### Exercise task
Copy each line of the entries beneath that contains the word "value".

Dataset items
┄┄┄┄┄┄┄┄┄┄┄┄┄┄┄┄┄┄┄┄

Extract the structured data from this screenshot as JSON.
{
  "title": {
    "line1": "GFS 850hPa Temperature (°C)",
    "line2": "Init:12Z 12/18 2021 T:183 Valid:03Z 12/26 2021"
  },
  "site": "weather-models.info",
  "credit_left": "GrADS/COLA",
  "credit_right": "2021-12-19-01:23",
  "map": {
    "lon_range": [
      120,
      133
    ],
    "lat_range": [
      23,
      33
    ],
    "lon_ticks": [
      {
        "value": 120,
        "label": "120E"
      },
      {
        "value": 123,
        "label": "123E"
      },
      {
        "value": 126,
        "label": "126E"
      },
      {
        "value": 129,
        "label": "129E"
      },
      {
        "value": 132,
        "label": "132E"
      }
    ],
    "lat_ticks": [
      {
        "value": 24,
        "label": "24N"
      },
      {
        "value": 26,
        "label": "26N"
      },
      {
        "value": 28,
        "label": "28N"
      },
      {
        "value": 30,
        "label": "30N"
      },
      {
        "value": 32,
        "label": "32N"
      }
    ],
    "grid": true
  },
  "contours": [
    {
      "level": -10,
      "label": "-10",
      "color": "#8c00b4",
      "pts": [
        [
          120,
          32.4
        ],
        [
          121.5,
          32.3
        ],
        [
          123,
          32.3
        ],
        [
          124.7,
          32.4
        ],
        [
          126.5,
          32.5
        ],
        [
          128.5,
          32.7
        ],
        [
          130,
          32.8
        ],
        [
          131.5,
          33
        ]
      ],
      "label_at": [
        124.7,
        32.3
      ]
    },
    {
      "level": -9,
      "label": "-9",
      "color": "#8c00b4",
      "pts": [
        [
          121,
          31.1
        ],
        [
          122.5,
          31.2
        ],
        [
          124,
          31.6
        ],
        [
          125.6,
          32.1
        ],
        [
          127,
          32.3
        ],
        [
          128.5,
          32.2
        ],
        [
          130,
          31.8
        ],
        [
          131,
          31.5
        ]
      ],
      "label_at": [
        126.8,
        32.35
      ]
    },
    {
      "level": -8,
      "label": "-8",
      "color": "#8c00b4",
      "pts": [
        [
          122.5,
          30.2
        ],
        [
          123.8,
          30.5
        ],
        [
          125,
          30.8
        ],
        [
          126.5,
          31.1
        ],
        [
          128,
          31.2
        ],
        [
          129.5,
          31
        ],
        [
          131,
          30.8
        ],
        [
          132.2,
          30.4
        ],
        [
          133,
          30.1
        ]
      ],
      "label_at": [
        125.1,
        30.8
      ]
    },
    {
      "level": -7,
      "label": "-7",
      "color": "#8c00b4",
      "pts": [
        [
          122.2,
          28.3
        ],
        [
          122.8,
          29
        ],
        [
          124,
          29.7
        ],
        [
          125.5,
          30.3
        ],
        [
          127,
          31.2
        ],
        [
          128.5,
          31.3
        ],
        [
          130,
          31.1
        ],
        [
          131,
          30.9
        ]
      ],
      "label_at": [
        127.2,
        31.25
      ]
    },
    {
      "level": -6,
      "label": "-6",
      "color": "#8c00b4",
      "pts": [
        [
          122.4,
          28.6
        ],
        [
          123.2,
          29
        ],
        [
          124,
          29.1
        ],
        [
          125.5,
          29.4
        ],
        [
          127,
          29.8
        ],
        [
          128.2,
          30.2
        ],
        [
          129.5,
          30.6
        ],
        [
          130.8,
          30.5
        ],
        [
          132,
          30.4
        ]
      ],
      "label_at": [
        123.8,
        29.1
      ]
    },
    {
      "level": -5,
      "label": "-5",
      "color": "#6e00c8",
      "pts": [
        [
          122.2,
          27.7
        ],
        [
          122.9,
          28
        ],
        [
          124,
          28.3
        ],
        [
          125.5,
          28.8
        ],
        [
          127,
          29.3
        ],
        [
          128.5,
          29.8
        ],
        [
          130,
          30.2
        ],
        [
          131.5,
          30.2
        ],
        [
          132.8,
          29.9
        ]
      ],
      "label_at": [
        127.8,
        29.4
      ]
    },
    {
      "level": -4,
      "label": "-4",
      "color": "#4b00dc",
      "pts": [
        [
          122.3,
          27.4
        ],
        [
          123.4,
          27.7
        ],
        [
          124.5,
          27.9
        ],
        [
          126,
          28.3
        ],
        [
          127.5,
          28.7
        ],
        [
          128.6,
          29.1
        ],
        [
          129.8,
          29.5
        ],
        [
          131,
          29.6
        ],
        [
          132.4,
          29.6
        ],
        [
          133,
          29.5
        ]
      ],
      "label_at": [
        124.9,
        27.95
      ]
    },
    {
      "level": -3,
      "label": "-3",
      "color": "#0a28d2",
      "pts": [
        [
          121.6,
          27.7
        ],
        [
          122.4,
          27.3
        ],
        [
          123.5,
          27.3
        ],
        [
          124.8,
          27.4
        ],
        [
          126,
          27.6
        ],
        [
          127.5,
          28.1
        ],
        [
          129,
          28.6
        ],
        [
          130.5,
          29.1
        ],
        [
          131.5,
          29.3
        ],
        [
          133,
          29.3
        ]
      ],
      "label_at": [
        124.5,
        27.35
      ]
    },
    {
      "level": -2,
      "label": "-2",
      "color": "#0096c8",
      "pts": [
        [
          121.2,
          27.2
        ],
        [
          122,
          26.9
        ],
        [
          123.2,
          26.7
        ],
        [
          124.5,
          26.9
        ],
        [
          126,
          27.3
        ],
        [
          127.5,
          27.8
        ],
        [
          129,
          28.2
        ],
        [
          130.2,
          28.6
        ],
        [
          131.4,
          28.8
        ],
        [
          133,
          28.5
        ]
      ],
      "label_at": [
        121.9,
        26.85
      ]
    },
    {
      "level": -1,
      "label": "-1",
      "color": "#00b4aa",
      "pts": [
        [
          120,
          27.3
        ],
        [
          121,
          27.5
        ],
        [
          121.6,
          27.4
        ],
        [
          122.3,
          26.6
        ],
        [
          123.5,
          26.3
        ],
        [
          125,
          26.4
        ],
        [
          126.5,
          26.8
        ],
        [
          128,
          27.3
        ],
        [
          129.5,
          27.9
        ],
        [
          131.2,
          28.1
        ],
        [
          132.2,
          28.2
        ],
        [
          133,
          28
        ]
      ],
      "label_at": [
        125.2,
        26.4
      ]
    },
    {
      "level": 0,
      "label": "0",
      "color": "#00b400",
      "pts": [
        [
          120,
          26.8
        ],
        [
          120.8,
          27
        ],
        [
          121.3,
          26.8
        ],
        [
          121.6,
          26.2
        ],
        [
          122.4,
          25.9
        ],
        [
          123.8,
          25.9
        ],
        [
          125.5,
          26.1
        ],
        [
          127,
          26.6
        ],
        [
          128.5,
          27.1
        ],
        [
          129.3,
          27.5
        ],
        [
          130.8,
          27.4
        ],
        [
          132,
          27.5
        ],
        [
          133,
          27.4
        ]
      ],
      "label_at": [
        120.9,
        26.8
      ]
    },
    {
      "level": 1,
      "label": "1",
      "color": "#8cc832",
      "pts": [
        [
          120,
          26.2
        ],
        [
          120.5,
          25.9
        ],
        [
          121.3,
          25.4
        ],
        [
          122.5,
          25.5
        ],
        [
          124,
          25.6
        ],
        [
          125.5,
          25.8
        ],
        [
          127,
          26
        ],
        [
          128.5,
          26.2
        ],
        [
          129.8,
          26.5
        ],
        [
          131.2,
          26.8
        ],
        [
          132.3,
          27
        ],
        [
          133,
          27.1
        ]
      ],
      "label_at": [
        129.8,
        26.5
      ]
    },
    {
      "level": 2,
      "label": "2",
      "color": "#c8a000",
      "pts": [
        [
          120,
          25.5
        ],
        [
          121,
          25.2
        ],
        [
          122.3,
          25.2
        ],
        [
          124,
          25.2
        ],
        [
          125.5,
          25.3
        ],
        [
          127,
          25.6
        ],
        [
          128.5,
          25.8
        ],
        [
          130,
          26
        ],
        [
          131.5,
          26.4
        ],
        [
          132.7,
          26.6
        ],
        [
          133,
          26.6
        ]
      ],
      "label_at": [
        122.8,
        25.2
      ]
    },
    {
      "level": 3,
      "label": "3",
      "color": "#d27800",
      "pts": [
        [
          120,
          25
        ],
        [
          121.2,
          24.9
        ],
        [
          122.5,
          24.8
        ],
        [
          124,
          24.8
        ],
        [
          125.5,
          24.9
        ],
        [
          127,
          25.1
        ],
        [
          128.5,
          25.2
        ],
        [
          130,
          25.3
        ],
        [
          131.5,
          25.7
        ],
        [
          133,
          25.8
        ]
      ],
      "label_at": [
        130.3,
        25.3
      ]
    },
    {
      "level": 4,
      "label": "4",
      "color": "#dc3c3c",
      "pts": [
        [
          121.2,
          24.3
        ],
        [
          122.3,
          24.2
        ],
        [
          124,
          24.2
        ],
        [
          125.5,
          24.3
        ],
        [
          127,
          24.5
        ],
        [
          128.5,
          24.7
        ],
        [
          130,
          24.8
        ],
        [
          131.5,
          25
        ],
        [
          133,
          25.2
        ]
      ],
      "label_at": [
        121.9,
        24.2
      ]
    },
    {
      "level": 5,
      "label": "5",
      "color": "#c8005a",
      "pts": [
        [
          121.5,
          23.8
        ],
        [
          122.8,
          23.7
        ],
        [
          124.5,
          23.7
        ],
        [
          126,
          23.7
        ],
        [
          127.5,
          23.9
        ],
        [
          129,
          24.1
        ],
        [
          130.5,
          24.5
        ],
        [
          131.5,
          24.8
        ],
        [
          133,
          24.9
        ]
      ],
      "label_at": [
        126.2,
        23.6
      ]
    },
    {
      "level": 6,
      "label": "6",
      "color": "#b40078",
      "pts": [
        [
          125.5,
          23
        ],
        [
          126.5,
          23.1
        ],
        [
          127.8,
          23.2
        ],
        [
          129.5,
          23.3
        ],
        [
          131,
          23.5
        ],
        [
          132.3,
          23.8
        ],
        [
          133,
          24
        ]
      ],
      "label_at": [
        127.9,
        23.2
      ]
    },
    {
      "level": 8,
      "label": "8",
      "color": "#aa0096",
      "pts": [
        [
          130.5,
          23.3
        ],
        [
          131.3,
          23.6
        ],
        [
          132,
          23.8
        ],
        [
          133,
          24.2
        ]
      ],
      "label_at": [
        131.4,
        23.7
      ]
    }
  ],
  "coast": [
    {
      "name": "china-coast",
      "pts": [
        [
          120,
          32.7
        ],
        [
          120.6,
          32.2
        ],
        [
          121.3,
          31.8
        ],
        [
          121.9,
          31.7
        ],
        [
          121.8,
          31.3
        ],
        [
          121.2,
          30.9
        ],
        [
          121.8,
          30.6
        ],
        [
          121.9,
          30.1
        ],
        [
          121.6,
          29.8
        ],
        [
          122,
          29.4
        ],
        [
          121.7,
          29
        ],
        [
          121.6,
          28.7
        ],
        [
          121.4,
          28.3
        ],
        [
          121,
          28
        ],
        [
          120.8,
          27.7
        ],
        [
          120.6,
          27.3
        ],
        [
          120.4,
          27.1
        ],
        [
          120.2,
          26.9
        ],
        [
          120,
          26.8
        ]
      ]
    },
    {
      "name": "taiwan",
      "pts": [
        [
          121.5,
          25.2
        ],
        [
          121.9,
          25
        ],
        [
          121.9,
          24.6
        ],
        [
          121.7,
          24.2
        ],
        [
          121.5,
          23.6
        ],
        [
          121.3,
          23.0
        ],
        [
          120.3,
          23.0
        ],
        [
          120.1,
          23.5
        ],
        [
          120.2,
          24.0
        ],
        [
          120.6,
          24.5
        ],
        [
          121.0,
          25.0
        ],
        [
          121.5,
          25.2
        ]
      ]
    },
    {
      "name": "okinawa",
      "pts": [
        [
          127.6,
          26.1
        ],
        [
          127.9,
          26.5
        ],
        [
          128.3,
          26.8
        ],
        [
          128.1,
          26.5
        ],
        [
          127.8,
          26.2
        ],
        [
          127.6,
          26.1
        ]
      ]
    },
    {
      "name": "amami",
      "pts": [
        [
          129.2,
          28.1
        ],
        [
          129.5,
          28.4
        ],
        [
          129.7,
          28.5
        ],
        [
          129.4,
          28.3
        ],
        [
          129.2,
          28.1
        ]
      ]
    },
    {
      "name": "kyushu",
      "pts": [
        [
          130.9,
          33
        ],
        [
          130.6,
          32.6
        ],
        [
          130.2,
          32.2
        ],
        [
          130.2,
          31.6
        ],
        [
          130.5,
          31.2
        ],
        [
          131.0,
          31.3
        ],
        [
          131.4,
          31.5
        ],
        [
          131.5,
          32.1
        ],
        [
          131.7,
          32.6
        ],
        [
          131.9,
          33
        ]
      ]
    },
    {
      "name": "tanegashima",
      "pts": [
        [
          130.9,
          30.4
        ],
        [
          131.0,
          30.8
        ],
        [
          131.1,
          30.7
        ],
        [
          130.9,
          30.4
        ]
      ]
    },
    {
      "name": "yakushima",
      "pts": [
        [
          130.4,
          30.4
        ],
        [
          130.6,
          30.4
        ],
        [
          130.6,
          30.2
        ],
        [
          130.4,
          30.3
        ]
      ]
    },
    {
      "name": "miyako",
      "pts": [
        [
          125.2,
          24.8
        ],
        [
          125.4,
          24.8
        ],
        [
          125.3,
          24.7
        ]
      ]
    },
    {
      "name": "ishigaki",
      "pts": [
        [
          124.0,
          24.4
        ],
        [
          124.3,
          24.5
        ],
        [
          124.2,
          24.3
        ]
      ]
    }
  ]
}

┄┄┄┄┄┄┄┄┄┄┄┄┄┄┄┄┄┄┄┄

### Exercise solution
        "value": 120,
        "value": 123,
        "value": 126,
        "value": 129,
        "value": 132,
        "value": 24,
        "value": 26,
        "value": 28,
        "value": 30,
        "value": 32,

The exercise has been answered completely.